Required work —
Tally up how many lines in the listing below contain the string "title", and give only the total.

Stored data —
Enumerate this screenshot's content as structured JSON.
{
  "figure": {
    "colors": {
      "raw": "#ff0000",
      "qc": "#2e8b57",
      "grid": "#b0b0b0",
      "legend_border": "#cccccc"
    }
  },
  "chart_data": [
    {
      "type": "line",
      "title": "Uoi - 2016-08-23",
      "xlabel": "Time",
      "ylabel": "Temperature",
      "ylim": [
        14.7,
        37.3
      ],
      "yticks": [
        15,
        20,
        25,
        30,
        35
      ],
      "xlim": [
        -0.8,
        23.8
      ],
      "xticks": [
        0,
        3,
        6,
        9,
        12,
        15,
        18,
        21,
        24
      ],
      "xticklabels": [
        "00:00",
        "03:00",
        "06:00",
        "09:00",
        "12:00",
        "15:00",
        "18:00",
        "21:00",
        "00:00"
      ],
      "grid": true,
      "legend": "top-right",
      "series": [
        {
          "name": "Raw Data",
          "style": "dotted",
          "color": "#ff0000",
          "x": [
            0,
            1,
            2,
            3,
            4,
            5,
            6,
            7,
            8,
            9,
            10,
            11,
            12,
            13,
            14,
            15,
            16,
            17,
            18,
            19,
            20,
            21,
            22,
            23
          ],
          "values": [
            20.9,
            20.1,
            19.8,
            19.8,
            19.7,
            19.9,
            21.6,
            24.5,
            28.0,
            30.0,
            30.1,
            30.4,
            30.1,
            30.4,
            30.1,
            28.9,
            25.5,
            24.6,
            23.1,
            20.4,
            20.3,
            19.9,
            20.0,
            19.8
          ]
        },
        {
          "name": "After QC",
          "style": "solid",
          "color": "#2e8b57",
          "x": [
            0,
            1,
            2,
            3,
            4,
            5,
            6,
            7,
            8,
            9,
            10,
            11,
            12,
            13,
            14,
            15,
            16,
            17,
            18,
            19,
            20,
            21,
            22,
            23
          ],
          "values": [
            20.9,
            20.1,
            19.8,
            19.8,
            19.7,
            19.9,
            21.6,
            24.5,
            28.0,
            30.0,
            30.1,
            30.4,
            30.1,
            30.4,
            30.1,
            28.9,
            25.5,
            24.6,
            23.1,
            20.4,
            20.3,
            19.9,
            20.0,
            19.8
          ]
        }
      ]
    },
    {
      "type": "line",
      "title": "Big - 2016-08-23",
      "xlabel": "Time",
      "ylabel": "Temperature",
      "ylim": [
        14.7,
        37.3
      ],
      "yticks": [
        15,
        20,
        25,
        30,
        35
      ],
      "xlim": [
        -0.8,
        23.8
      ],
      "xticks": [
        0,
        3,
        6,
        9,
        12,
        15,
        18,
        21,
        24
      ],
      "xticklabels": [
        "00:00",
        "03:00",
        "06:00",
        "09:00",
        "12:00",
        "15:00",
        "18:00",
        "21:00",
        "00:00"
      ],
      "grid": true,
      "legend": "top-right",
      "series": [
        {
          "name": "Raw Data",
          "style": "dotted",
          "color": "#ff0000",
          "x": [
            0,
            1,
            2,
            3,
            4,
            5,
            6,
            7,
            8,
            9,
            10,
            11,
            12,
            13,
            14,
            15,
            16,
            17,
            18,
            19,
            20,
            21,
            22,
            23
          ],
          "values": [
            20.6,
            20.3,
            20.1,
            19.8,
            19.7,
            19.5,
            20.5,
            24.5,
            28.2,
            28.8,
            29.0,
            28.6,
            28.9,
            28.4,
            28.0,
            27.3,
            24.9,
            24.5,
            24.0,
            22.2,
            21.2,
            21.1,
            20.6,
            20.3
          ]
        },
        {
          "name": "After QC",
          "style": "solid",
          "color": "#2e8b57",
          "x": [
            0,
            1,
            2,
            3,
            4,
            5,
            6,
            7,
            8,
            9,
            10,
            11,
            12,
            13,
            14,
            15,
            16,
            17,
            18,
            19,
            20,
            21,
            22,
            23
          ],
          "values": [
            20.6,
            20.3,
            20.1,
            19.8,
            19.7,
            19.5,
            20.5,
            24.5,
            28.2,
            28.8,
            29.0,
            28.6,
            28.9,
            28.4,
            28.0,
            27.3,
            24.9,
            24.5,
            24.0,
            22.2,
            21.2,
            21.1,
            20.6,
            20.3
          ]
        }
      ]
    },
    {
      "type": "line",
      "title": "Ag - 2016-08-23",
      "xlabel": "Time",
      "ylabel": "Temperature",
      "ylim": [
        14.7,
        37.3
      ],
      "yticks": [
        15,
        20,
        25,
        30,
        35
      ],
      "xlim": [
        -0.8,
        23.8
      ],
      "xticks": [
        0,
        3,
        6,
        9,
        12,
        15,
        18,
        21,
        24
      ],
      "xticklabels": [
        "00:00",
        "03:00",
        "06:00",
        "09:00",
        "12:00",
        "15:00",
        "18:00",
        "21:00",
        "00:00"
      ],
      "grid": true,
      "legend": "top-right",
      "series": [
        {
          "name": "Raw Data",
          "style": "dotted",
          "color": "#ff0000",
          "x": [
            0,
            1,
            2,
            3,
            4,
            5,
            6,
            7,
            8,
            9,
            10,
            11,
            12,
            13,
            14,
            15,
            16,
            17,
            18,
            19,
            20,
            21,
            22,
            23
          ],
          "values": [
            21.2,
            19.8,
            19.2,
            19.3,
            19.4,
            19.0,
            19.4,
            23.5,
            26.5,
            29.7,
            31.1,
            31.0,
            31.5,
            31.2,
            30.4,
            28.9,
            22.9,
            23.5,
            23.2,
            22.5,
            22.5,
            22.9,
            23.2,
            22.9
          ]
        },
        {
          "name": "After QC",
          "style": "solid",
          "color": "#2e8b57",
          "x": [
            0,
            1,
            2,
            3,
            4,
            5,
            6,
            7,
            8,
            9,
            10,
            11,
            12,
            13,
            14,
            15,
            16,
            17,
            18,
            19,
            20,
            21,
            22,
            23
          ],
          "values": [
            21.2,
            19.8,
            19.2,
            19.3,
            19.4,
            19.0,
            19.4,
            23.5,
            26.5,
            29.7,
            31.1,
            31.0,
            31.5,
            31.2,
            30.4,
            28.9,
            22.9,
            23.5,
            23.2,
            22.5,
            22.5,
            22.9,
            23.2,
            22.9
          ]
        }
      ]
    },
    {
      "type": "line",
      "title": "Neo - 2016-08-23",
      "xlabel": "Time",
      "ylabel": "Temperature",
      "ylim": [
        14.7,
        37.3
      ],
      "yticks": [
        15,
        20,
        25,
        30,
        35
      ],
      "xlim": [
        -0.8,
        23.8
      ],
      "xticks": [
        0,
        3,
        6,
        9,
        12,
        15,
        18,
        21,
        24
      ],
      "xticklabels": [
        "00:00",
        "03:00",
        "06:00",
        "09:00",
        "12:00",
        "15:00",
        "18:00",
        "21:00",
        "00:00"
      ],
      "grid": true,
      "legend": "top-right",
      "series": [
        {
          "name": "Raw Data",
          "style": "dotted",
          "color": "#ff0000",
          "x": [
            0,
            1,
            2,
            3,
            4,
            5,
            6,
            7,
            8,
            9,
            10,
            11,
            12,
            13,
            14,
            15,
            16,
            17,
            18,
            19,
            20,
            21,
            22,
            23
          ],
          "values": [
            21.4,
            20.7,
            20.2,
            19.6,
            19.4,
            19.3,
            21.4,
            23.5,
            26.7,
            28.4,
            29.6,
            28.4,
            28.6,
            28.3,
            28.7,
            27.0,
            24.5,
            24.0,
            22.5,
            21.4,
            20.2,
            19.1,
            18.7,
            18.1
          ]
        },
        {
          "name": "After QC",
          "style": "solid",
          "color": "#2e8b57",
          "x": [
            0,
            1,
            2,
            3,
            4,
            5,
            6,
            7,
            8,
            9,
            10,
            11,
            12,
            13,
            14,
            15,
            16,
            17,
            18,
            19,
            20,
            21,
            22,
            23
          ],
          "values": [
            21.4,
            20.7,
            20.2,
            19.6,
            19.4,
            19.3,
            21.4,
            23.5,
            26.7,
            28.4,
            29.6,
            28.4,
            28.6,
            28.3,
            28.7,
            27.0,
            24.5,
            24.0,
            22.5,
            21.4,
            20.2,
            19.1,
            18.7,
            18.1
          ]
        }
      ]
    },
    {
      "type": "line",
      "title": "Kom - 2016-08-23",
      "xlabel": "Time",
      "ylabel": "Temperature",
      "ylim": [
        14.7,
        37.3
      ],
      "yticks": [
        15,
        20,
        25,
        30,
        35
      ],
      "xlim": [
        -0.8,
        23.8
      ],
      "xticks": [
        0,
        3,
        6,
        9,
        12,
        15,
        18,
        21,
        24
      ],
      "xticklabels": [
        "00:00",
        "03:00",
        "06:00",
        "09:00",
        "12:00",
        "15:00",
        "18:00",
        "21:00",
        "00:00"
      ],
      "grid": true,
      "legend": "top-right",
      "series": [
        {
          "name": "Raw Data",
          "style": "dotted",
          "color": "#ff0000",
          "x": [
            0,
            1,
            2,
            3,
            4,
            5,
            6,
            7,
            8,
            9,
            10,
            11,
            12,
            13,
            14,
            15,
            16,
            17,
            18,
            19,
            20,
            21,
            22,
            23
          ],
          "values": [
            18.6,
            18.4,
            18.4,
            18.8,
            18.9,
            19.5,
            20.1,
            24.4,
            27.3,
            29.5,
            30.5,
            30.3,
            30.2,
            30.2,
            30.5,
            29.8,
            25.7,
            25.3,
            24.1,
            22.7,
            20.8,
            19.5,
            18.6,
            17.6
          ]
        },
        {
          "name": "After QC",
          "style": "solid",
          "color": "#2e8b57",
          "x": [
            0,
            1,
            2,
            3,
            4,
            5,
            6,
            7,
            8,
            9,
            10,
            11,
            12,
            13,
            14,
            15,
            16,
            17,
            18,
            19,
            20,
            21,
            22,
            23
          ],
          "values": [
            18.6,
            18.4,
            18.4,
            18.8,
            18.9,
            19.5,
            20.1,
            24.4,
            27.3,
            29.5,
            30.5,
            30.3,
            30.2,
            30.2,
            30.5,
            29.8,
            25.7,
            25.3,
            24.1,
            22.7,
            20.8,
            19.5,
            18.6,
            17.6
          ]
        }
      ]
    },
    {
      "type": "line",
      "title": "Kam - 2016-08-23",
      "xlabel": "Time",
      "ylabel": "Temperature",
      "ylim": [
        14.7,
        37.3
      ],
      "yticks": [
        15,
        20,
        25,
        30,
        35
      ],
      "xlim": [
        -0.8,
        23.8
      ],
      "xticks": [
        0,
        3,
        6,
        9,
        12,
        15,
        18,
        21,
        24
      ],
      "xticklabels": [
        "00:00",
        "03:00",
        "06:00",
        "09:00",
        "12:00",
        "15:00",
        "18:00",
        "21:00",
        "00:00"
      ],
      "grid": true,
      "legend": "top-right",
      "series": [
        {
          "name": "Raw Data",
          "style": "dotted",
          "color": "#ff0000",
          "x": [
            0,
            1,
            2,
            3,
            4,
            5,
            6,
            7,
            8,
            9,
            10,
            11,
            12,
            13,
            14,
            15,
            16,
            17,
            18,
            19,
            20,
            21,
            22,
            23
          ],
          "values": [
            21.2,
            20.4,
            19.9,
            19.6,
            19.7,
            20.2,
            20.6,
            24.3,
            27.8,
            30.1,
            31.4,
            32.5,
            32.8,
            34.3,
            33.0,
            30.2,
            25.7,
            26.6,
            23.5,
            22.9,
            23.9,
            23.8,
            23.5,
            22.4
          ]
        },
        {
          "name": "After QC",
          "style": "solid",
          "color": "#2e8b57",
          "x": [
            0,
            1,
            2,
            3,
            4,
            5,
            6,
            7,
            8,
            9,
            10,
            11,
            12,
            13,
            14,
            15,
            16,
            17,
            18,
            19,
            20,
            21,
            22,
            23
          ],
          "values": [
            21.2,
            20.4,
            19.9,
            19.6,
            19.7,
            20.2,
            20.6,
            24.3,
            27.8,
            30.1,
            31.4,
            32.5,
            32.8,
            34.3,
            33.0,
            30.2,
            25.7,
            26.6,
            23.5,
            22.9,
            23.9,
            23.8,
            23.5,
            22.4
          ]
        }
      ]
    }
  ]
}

Finished answer —
6